◆ MATERIAL PROVIDED
- - - -

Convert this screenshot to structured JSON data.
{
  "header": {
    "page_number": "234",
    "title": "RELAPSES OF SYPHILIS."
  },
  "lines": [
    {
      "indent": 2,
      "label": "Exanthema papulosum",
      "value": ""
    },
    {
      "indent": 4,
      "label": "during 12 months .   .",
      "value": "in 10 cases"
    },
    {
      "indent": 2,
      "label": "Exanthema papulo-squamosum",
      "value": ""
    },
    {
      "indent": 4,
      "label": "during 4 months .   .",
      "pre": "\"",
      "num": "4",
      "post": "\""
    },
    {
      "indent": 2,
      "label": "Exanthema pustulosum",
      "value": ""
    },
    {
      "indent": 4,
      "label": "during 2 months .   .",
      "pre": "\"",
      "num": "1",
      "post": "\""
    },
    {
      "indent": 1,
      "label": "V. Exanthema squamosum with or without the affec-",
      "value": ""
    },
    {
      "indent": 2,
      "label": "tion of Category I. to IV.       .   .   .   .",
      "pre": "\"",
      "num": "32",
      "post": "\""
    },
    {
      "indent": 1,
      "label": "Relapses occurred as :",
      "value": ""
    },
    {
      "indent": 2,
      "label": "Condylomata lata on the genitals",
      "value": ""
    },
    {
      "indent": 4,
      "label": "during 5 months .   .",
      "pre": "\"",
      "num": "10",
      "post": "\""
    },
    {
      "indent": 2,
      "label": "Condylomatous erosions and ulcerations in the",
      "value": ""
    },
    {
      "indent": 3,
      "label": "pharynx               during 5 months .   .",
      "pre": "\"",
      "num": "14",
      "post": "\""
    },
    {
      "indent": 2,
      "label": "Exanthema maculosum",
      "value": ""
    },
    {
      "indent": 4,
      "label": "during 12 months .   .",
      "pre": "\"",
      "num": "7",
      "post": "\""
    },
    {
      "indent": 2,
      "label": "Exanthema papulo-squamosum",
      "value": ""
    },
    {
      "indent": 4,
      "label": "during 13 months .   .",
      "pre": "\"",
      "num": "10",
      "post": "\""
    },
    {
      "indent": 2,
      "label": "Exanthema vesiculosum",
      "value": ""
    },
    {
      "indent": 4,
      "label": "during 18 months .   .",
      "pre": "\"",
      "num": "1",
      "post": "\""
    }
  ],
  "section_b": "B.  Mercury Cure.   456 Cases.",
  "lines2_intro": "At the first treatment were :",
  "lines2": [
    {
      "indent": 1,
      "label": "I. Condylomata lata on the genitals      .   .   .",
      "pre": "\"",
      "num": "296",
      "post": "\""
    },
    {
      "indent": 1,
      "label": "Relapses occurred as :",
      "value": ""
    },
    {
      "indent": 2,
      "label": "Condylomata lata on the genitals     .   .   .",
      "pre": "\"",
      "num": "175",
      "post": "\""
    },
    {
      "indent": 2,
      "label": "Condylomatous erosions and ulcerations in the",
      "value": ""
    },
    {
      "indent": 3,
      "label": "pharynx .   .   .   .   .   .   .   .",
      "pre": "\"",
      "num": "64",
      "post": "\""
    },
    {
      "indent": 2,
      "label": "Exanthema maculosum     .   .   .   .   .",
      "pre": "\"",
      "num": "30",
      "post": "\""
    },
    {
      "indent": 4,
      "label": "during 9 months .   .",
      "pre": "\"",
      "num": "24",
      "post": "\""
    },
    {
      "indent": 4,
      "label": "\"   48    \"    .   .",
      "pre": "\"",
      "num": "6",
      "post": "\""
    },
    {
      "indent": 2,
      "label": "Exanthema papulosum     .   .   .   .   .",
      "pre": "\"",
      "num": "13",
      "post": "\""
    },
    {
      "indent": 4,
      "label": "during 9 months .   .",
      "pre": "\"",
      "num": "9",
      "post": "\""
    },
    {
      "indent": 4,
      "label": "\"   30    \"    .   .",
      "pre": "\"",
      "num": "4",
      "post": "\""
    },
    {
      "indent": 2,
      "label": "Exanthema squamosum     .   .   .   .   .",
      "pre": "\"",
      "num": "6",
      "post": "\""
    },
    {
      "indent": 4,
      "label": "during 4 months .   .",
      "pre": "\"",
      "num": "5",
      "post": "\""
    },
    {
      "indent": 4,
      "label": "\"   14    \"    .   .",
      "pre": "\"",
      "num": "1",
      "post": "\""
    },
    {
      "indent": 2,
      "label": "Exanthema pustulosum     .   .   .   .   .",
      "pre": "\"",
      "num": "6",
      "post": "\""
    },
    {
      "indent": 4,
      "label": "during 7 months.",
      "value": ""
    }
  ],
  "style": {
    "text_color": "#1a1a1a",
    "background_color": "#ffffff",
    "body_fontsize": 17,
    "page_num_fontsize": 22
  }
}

- - - -

◆ DIRECTIVE
All the data must be duplicated exactly, with nothing added or removed.

◆ OUTPUT OF THE TASK
Convert this screenshot to structured JSON data.
{
  "header": {
    "page_number": "234",
    "title": "RELAPSES OF SYPHILIS."
  },
  "lines": [
    {
      "indent": 2,
      "label": "Exanthema papulosum",
      "value": ""
    },
    {
      "indent": 4,
      "label": "during 12 months .   .",
      "value": "in 10 cases"
    },
    {
      "indent": 2,
      "label": "Exanthema papulo-squamosum",
      "value": ""
    },
    {
      "indent": 4,
      "label": "during 4 months .   .",
      "pre": "\"",
      "num": "4",
      "post": "\""
    },
    {
      "indent": 2,
      "label": "Exanthema pustulosum",
      "value": ""
    },
    {
      "indent": 4,
      "label": "during 2 months .   .",
      "pre": "\"",
      "num": "1",
      "post": "\""
    },
    {
      "indent": 1,
      "label": "V. Exanthema squamosum with or without the affec-",
      "value": ""
    },
    {
      "indent": 2,
      "label": "tion of Category I. to IV.       .   .   .   .",
      "pre": "\"",
      "num": "32",
      "post": "\""
    },
    {
      "indent": 1,
      "label": "Relapses occurred as :",
      "value": ""
    },
    {
      "indent": 2,
      "label": "Condylomata lata on the genitals",
      "value": ""
    },
    {
      "indent": 4,
      "label": "during 5 months .   .",
      "pre": "\"",
      "num": "10",
      "post": "\""
    },
    {
      "indent": 2,
      "label": "Condylomatous erosions and ulcerations in the",
      "value": ""
    },
    {
      "indent": 3,
      "label": "pharynx               during 5 months .   .",
      "pre": "\"",
      "num": "14",
      "post": "\""
    },
    {
      "indent": 2,
      "label": "Exanthema maculosum",
      "value": ""
    },
    {
      "indent": 4,
      "label": "during 12 months .   .",
      "pre": "\"",
      "num": "7",
      "post": "\""
    },
    {
      "indent": 2,
      "label": "Exanthema papulo-squamosum",
      "value": ""
    },
    {
      "indent": 4,
      "label": "during 13 months .   .",
      "pre": "\"",
      "num": "10",
      "post": "\""
    },
    {
      "indent": 2,
      "label": "Exanthema vesiculosum",
      "value": ""
    },
    {
      "indent": 4,
      "label": "during 18 months .   .",
      "pre": "\"",
      "num": "1",
      "post": "\""
    }
  ],
  "section_b": "B.  Mercury Cure.   456 Cases.",
  "lines2_intro": "At the first treatment were :",
  "lines2": [
    {
      "indent": 1,
      "label": "I. Condylomata lata on the genitals      .   .   .",
      "pre": "\"",
      "num": "296",
      "post": "\""
    },
    {
      "indent": 1,
      "label": "Relapses occurred as :",
      "value": ""
    },
    {
      "indent": 2,
      "label": "Condylomata lata on the genitals     .   .   .",
      "pre": "\"",
      "num": "175",
      "post": "\""
    },
    {
      "indent": 2,
      "label": "Condylomatous erosions and ulcerations in the",
      "value": ""
    },
    {
      "indent": 3,
      "label": "pharynx .   .   .   .   .   .   .   .",
      "pre": "\"",
      "num": "64",
      "post": "\""
    },
    {
      "indent": 2,
      "label": "Exanthema maculosum     .   .   .   .   .",
      "pre": "\"",
      "num": "30",
      "post": "\""
    },
    {
      "indent": 4,
      "label": "during 9 months .   .",
      "pre": "\"",
      "num": "24",
      "post": "\""
    },
    {
      "indent": 4,
      "label": "\"   48    \"    .   .",
      "pre": "\"",
      "num": "6",
      "post": "\""
    },
    {
      "indent": 2,
      "label": "Exanthema papulosum     .   .   .   .   .",
      "pre": "\"",
      "num": "13",
      "post": "\""
    },
    {
      "indent": 4,
      "label": "during 9 months .   .",
      "pre": "\"",
      "num": "9",
      "post": "\""
    },
    {
      "indent": 4,
      "label": "\"   30    \"    .   .",
      "pre": "\"",
      "num": "4",
      "post": "\""
    },
    {
      "indent": 2,
      "label": "Exanthema squamosum     .   .   .   .   .",
      "pre": "\"",
      "num": "6",
      "post": "\""
    },
    {
      "indent": 4,
      "label": "during 4 months .   .",
      "pre": "\"",
      "num": "5",
      "post": "\""
    },
    {
      "indent": 4,
      "label": "\"   14    \"    .   .",
      "pre": "\"",
      "num": "1",
      "post": "\""
    },
    {
      "indent": 2,
      "label": "Exanthema pustulosum     .   .   .   .   .",
      "pre": "\"",
      "num": "6",
      "post": "\""
    },
    {
      "indent": 4,
      "label": "during 7 months.",
      "value": ""
    }
  ],
  "style": {
    "text_color": "#1a1a1a",
    "background_color": "#ffffff",
    "body_fontsize": 17,
    "page_num_fontsize": 22
  }
}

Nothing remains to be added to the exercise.